### [AIM]
Write out all of the lines below, exactly and completely.

### [PROVIDED MATERIAL]
◆ ◆ ◆

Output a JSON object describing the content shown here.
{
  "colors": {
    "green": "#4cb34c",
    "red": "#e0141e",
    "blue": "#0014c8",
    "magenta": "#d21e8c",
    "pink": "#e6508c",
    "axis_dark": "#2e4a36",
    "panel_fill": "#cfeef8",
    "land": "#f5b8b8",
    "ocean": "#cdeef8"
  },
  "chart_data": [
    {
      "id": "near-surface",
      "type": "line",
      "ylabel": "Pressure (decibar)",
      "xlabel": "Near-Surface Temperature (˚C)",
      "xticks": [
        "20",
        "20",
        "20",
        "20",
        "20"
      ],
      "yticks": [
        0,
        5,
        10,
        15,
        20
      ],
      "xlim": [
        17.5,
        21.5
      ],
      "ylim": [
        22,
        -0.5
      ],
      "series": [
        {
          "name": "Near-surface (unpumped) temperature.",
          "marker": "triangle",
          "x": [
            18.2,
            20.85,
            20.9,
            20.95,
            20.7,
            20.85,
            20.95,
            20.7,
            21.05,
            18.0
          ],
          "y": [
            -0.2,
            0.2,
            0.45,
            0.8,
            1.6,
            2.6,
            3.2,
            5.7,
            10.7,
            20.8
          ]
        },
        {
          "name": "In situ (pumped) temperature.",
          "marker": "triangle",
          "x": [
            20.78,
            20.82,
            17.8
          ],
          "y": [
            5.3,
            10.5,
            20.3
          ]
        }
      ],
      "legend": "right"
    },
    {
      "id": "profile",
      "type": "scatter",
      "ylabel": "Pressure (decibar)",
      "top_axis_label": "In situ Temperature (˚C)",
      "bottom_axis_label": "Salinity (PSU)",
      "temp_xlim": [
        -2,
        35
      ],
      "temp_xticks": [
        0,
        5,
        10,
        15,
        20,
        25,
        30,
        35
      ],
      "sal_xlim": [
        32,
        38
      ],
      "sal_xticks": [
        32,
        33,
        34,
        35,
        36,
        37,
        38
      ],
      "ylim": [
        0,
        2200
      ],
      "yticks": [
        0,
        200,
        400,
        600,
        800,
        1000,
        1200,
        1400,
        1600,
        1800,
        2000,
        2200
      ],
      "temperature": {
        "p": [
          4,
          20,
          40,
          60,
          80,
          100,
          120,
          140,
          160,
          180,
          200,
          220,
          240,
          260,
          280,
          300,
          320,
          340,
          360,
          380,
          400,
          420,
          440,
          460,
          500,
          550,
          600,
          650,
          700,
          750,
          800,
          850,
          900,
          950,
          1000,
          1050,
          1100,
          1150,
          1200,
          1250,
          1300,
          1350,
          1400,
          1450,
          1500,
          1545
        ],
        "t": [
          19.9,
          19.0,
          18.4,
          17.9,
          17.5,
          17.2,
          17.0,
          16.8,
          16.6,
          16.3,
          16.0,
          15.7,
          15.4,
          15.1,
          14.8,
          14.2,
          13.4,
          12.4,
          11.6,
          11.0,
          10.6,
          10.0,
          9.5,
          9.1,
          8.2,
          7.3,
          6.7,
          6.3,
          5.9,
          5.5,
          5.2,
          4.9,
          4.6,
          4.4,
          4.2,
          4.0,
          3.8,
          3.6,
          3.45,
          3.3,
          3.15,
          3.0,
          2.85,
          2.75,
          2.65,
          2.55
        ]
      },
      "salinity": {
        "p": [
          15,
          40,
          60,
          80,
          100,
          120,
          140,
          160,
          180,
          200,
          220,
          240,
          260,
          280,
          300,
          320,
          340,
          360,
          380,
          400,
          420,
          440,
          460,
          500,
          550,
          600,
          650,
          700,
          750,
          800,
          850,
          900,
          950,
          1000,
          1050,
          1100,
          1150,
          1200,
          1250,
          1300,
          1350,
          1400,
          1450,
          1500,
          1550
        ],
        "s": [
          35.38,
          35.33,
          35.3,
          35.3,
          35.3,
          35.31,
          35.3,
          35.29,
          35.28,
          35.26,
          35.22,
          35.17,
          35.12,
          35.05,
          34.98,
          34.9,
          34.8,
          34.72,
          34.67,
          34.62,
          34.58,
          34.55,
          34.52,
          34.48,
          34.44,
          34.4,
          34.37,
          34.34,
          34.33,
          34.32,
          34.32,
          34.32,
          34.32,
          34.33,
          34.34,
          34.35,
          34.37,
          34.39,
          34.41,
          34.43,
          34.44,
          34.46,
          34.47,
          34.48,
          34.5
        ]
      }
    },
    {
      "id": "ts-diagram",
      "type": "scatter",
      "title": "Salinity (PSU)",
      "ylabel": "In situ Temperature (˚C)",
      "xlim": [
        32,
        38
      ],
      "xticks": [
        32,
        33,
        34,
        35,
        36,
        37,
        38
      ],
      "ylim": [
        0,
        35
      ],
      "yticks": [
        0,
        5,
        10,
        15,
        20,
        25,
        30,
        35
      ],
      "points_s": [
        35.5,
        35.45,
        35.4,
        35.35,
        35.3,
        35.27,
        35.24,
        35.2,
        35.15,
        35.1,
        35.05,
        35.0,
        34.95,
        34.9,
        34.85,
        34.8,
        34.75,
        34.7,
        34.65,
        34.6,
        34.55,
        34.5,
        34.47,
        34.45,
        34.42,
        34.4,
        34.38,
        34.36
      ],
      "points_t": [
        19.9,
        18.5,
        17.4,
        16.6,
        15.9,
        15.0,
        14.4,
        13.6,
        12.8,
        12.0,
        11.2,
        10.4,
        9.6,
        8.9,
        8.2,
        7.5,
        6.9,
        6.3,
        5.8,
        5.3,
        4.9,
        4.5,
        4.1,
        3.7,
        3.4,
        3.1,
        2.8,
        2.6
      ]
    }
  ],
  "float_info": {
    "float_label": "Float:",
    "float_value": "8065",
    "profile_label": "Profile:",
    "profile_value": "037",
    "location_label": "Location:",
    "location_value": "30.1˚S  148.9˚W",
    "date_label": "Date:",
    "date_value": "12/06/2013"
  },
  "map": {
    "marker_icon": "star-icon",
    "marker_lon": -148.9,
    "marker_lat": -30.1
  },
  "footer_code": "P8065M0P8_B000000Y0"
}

◆ ◆ ◆

### [SOLUTION TO THIS PROBLEM]
Output a JSON object describing the content shown here.
{
  "colors": {
    "green": "#4cb34c",
    "red": "#e0141e",
    "blue": "#0014c8",
    "magenta": "#d21e8c",
    "pink": "#e6508c",
    "axis_dark": "#2e4a36",
    "panel_fill": "#cfeef8",
    "land": "#f5b8b8",
    "ocean": "#cdeef8"
  },
  "chart_data": [
    {
      "id": "near-surface",
      "type": "line",
      "ylabel": "Pressure (decibar)",
      "xlabel": "Near-Surface Temperature (˚C)",
      "xticks": [
        "20",
        "20",
        "20",
        "20",
        "20"
      ],
      "yticks": [
        0,
        5,
        10,
        15,
        20
      ],
      "xlim": [
        17.5,
        21.5
      ],
      "ylim": [
        22,
        -0.5
      ],
      "series": [
        {
          "name": "Near-surface (unpumped) temperature.",
          "marker": "triangle",
          "x": [
            18.2,
            20.85,
            20.9,
            20.95,
            20.7,
            20.85,
            20.95,
            20.7,
            21.05,
            18.0
          ],
          "y": [
            -0.2,
            0.2,
            0.45,
            0.8,
            1.6,
            2.6,
            3.2,
            5.7,
            10.7,
            20.8
          ]
        },
        {
          "name": "In situ (pumped) temperature.",
          "marker": "triangle",
          "x": [
            20.78,
            20.82,
            17.8
          ],
          "y": [
            5.3,
            10.5,
            20.3
          ]
        }
      ],
      "legend": "right"
    },
    {
      "id": "profile",
      "type": "scatter",
      "ylabel": "Pressure (decibar)",
      "top_axis_label": "In situ Temperature (˚C)",
      "bottom_axis_label": "Salinity (PSU)",
      "temp_xlim": [
        -2,
        35
      ],
      "temp_xticks": [
        0,
        5,
        10,
        15,
        20,
        25,
        30,
        35
      ],
      "sal_xlim": [
        32,
        38
      ],
      "sal_xticks": [
        32,
        33,
        34,
        35,
        36,
        37,
        38
      ],
      "ylim": [
        0,
        2200
      ],
      "yticks": [
        0,
        200,
        400,
        600,
        800,
        1000,
        1200,
        1400,
        1600,
        1800,
        2000,
        2200
      ],
      "temperature": {
        "p": [
          4,
          20,
          40,
          60,
          80,
          100,
          120,
          140,
          160,
          180,
          200,
          220,
          240,
          260,
          280,
          300,
          320,
          340,
          360,
          380,
          400,
          420,
          440,
          460,
          500,
          550,
          600,
          650,
          700,
          750,
          800,
          850,
          900,
          950,
          1000,
          1050,
          1100,
          1150,
          1200,
          1250,
          1300,
          1350,
          1400,
          1450,
          1500,
          1545
        ],
        "t": [
          19.9,
          19.0,
          18.4,
          17.9,
          17.5,
          17.2,
          17.0,
          16.8,
          16.6,
          16.3,
          16.0,
          15.7,
          15.4,
          15.1,
          14.8,
          14.2,
          13.4,
          12.4,
          11.6,
          11.0,
          10.6,
          10.0,
          9.5,
          9.1,
          8.2,
          7.3,
          6.7,
          6.3,
          5.9,
          5.5,
          5.2,
          4.9,
          4.6,
          4.4,
          4.2,
          4.0,
          3.8,
          3.6,
          3.45,
          3.3,
          3.15,
          3.0,
          2.85,
          2.75,
          2.65,
          2.55
        ]
      },
      "salinity": {
        "p": [
          15,
          40,
          60,
          80,
          100,
          120,
          140,
          160,
          180,
          200,
          220,
          240,
          260,
          280,
          300,
          320,
          340,
          360,
          380,
          400,
          420,
          440,
          460,
          500,
          550,
          600,
          650,
          700,
          750,
          800,
          850,
          900,
          950,
          1000,
          1050,
          1100,
          1150,
          1200,
          1250,
          1300,
          1350,
          1400,
          1450,
          1500,
          1550
        ],
        "s": [
          35.38,
          35.33,
          35.3,
          35.3,
          35.3,
          35.31,
          35.3,
          35.29,
          35.28,
          35.26,
          35.22,
          35.17,
          35.12,
          35.05,
          34.98,
          34.9,
          34.8,
          34.72,
          34.67,
          34.62,
          34.58,
          34.55,
          34.52,
          34.48,
          34.44,
          34.4,
          34.37,
          34.34,
          34.33,
          34.32,
          34.32,
          34.32,
          34.32,
          34.33,
          34.34,
          34.35,
          34.37,
          34.39,
          34.41,
          34.43,
          34.44,
          34.46,
          34.47,
          34.48,
          34.5
        ]
      }
    },
    {
      "id": "ts-diagram",
      "type": "scatter",
      "title": "Salinity (PSU)",
      "ylabel": "In situ Temperature (˚C)",
      "xlim": [
        32,
        38
      ],
      "xticks": [
        32,
        33,
        34,
        35,
        36,
        37,
        38
      ],
      "ylim": [
        0,
        35
      ],
      "yticks": [
        0,
        5,
        10,
        15,
        20,
        25,
        30,
        35
      ],
      "points_s": [
        35.5,
        35.45,
        35.4,
        35.35,
        35.3,
        35.27,
        35.24,
        35.2,
        35.15,
        35.1,
        35.05,
        35.0,
        34.95,
        34.9,
        34.85,
        34.8,
        34.75,
        34.7,
        34.65,
        34.6,
        34.55,
        34.5,
        34.47,
        34.45,
        34.42,
        34.4,
        34.38,
        34.36
      ],
      "points_t": [
        19.9,
        18.5,
        17.4,
        16.6,
        15.9,
        15.0,
        14.4,
        13.6,
        12.8,
        12.0,
        11.2,
        10.4,
        9.6,
        8.9,
        8.2,
        7.5,
        6.9,
        6.3,
        5.8,
        5.3,
        4.9,
        4.5,
        4.1,
        3.7,
        3.4,
        3.1,
        2.8,
        2.6
      ]
    }
  ],
  "float_info": {
    "float_label": "Float:",
    "float_value": "8065",
    "profile_label": "Profile:",
    "profile_value": "037",
    "location_label": "Location:",
    "location_value": "30.1˚S  148.9˚W",
    "date_label": "Date:",
    "date_value": "12/06/2013"
  },
  "map": {
    "marker_icon": "star-icon",
    "marker_lon": -148.9,
    "marker_lat": -30.1
  },
  "footer_code": "P8065M0P8_B000000Y0"
}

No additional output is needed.